## Exercise task
Read the listing below and copy out every line that holds "ylabel".

## Given data
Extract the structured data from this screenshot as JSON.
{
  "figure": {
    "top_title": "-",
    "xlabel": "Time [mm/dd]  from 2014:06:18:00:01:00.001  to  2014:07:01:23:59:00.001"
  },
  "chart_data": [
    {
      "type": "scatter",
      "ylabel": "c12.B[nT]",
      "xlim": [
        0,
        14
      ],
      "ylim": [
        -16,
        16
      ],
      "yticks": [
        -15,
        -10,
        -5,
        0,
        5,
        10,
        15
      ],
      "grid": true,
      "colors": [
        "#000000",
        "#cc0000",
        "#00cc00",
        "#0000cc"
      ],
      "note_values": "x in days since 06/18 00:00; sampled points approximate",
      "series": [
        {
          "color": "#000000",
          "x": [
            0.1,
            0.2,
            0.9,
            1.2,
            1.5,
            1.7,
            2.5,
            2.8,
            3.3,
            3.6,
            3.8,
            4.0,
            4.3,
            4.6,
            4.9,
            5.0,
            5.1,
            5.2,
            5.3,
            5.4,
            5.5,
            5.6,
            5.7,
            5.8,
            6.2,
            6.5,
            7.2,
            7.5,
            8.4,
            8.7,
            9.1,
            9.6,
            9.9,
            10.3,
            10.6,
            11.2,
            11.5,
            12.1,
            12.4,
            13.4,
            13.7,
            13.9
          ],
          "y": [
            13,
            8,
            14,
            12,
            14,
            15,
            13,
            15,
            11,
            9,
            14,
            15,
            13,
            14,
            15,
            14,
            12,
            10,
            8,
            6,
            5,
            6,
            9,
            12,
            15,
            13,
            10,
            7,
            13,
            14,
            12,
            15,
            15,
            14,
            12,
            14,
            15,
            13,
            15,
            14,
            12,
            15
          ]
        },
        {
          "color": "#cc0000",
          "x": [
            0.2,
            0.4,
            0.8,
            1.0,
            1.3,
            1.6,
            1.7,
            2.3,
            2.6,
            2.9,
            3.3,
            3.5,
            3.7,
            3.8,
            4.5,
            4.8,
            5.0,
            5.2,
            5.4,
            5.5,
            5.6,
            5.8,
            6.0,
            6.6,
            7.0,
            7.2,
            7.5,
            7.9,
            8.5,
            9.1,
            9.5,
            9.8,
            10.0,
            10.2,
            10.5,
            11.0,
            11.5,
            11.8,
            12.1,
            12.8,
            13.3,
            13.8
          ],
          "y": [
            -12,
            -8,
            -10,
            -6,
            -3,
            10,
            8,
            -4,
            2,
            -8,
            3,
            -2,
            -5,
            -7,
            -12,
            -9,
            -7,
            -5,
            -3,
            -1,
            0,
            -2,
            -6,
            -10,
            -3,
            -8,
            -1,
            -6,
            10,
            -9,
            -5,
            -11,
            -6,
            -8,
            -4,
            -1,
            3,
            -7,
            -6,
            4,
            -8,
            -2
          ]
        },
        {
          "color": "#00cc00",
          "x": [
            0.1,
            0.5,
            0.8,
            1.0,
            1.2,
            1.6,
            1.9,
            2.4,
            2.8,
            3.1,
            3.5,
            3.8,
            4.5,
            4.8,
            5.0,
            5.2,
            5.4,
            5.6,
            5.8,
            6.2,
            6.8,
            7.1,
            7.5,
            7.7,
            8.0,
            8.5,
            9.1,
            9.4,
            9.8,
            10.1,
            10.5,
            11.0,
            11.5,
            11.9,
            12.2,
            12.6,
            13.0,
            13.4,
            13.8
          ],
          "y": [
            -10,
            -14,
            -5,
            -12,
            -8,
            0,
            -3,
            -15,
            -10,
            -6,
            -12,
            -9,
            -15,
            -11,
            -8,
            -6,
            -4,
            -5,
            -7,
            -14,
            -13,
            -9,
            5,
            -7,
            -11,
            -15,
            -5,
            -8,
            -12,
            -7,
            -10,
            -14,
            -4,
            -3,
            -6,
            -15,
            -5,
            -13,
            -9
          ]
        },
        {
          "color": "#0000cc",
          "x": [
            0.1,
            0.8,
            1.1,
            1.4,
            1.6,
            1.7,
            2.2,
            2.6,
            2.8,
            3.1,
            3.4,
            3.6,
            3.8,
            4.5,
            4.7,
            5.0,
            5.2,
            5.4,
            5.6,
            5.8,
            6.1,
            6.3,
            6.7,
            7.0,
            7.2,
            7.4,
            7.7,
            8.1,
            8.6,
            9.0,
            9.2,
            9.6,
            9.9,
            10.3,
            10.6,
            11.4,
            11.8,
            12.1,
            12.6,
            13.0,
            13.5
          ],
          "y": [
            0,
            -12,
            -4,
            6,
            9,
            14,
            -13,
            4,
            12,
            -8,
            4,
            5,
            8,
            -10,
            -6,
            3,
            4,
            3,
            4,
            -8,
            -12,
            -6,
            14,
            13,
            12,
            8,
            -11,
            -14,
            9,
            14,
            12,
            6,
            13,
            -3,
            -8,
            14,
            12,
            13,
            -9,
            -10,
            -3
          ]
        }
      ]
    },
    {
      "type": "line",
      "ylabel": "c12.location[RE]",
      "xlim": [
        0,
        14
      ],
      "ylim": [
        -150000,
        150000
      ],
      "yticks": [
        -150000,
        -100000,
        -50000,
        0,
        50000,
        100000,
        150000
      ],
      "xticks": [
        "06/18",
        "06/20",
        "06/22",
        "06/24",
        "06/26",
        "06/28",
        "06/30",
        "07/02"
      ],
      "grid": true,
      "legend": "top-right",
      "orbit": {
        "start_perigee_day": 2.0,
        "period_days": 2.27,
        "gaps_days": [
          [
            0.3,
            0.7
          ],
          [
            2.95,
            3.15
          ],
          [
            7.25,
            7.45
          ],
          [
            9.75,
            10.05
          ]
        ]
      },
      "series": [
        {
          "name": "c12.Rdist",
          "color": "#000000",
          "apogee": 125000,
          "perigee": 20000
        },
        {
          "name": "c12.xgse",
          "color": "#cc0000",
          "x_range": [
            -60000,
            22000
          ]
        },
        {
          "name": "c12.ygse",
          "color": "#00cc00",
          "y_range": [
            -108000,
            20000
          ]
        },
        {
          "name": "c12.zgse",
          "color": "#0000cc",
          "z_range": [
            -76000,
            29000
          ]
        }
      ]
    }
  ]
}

## Solution to this task
      "ylabel": "c12.B[nT]",
      "ylabel": "c12.location[RE]",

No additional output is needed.